Until then you're just complaining about a product you refuse to stop using.

------
FuzzyDunlop
The worst thing about Facebook is that you probably have contacts that don't
appreciate the severity of a lot of Facebook's moves. So you keep the account
because the communication is nicely convenient.

Thus you continue to use it, given several alternatives, as the best of a bad
bunch (because no-one uses the others).

This never bodes well.

------
richardw
Is there a way to remove any mail aspect of FB? I looked at this "Other"
folder today for the first time, and the only two mails in there were replies
to spam messages I'm supposed to have sent. I see zero benefit in having a
Facebook email address. I want to give it back.

* _GOALS_:
[1] In the Facebook thread, what were the only two mails in the "Other" folder?
[2] In the Facebook thread, replace "contacts" with "friends" and write out everything from "Until then you're" down to "never bodes well.".
[3] Pick up the Facebook thread after its last sentence and keep it going.
The lines that come next have nothing to do with the Facebook thread.

* _EXCERPTED RECORDS_:

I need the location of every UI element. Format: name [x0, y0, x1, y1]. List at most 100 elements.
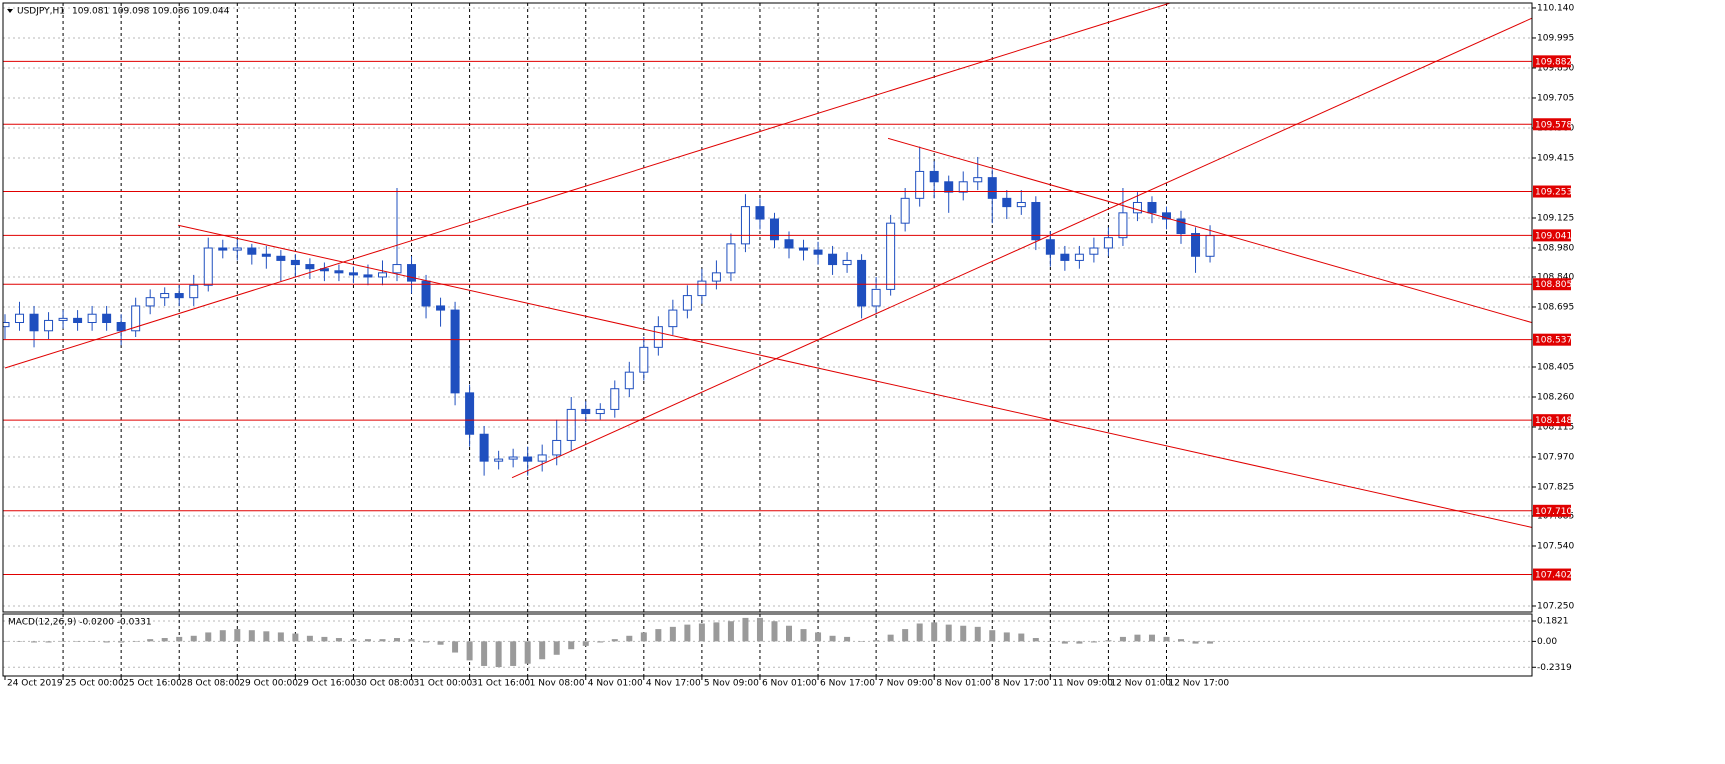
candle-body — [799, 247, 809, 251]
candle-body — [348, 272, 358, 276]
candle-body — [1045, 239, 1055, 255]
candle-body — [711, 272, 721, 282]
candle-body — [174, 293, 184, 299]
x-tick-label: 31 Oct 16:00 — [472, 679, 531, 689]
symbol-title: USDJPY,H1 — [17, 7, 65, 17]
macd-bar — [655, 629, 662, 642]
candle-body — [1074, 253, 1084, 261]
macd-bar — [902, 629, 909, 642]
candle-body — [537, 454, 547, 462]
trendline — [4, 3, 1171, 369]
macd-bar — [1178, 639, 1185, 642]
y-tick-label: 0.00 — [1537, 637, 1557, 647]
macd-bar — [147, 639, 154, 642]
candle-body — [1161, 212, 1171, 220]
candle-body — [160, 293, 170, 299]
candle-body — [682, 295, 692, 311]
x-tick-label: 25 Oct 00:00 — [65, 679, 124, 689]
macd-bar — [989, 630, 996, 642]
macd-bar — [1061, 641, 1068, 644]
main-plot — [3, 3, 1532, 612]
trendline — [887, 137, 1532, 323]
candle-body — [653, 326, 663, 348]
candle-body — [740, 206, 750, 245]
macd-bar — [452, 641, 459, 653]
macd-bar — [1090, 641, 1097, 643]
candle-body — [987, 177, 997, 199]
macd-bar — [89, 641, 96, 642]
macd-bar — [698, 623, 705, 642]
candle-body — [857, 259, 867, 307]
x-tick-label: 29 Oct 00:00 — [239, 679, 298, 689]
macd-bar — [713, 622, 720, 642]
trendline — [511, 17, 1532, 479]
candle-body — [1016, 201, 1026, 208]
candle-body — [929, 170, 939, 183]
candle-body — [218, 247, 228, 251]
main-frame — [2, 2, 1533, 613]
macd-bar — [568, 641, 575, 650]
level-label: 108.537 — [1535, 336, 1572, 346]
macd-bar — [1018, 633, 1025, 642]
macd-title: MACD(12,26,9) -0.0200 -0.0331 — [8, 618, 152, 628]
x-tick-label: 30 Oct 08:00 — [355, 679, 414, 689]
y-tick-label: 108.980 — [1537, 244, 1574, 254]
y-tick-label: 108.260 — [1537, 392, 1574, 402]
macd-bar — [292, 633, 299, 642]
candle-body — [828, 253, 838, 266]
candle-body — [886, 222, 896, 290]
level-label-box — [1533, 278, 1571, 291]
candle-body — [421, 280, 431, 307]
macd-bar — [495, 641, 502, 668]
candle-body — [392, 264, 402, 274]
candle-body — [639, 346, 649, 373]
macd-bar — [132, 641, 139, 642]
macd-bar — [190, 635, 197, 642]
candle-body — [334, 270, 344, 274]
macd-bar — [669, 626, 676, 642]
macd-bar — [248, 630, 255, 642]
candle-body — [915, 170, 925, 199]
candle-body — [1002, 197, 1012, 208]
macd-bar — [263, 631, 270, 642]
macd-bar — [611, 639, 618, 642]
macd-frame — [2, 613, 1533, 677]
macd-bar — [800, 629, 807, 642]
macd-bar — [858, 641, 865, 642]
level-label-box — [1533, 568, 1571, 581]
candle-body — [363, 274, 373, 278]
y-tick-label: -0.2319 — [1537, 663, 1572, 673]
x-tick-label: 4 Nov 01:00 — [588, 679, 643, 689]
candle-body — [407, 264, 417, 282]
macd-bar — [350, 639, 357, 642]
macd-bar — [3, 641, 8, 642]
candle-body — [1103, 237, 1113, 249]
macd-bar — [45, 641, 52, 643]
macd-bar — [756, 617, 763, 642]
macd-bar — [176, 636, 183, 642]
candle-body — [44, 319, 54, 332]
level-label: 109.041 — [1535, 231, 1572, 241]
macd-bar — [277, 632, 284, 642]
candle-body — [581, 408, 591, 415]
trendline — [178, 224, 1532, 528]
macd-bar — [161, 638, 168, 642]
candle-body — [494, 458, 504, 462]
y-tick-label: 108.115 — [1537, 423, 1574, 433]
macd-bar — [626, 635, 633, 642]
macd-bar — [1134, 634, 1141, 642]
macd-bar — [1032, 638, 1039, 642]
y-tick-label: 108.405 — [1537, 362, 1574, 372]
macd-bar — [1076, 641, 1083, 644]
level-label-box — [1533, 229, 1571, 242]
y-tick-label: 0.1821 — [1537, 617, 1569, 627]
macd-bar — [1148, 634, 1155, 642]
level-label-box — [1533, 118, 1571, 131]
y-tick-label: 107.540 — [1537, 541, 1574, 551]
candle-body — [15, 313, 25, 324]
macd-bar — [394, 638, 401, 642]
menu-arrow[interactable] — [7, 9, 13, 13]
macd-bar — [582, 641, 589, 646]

---

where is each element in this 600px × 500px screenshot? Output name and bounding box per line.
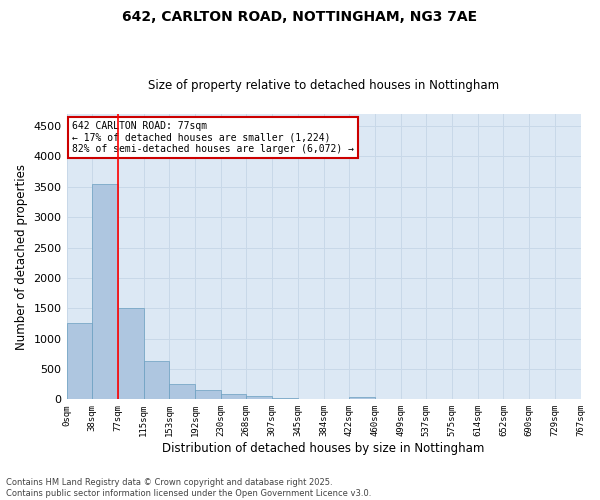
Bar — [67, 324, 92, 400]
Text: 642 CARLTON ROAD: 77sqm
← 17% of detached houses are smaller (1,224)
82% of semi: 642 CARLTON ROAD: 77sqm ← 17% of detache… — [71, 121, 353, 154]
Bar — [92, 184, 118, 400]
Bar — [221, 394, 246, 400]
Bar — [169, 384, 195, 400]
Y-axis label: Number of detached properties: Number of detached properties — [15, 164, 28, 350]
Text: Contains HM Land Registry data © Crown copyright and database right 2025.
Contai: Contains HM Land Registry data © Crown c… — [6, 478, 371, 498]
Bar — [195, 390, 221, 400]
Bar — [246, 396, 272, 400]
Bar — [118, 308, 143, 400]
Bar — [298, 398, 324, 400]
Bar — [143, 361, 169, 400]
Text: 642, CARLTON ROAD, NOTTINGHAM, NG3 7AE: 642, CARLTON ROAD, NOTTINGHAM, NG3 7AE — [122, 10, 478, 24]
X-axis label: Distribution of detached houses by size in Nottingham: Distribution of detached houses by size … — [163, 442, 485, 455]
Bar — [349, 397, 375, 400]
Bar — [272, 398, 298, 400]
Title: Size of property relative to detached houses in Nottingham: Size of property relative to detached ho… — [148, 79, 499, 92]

==

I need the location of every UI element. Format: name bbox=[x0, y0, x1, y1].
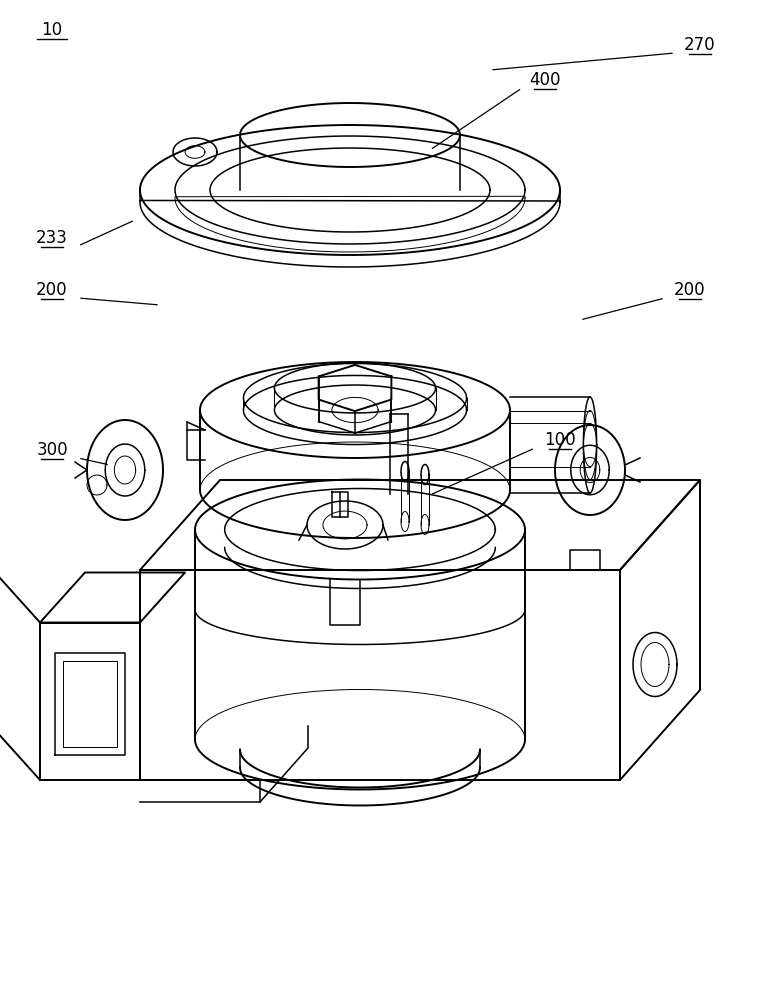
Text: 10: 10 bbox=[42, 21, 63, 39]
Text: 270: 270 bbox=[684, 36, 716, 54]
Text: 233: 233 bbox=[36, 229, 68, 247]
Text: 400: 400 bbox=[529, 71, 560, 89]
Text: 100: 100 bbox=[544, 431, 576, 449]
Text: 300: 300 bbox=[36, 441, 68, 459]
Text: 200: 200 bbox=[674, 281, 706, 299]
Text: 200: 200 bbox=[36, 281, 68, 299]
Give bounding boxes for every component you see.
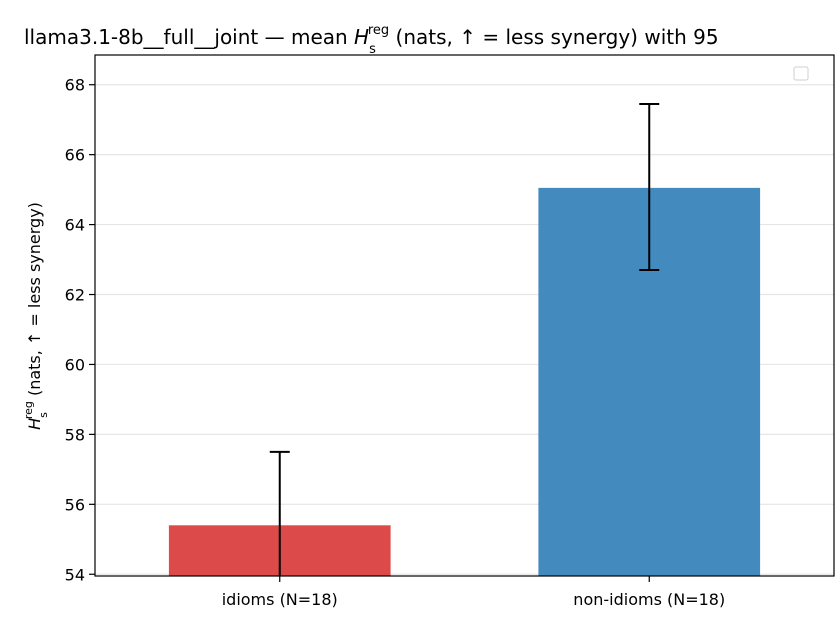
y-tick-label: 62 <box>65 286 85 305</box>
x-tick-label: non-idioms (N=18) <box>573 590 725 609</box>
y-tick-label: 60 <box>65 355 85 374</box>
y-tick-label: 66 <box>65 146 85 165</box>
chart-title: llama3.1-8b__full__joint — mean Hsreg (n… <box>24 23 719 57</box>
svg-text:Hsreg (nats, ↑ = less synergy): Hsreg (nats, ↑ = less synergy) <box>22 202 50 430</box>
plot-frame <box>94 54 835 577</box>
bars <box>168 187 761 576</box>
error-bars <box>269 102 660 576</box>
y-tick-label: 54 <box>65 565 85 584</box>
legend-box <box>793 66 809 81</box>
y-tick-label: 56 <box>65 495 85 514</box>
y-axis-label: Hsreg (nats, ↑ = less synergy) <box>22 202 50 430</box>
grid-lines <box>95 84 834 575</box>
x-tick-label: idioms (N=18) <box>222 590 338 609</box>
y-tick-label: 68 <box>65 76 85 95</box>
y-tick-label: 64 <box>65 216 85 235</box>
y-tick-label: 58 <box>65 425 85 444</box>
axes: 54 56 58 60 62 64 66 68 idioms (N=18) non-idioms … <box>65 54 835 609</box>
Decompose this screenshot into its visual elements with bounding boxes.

* _ANSWER LIST_:
[1] They were replies to spam messages the poster was supposed to have sent.

[2]
Until then you're just complaining about a product you refuse to stop using.

------
FuzzyDunlop
The worst thing about Facebook is that you probably have friends that don't
appreciate the severity of a lot of Facebook's moves. So you keep the account
because the communication is nicely convenient.

Thus you continue to use it, given several alternatives, as the best of a bad
bunch (because no-one uses the others).

This never bodes well.

[3]
------
zeruch
The user "confusion" was caused by Facebook's actions, and the blowback is the
only non-confused element; people don't like having things like that altered
out from under them. It makes them "confused, or angry or litigious.

------
j_s
Not anymore.

Facebook's e-mail debacle: One 'bug' fix, but rollback impossible

<http://news.ycombinator.com/item?id=4192133>

------
drivebyacct2
I was going to shrug at this until I looked and saw messages from individuals
personally reaching out to me including from a startup incubator.

That was a slap in the face. Thanks for absolutely nothing Facebook.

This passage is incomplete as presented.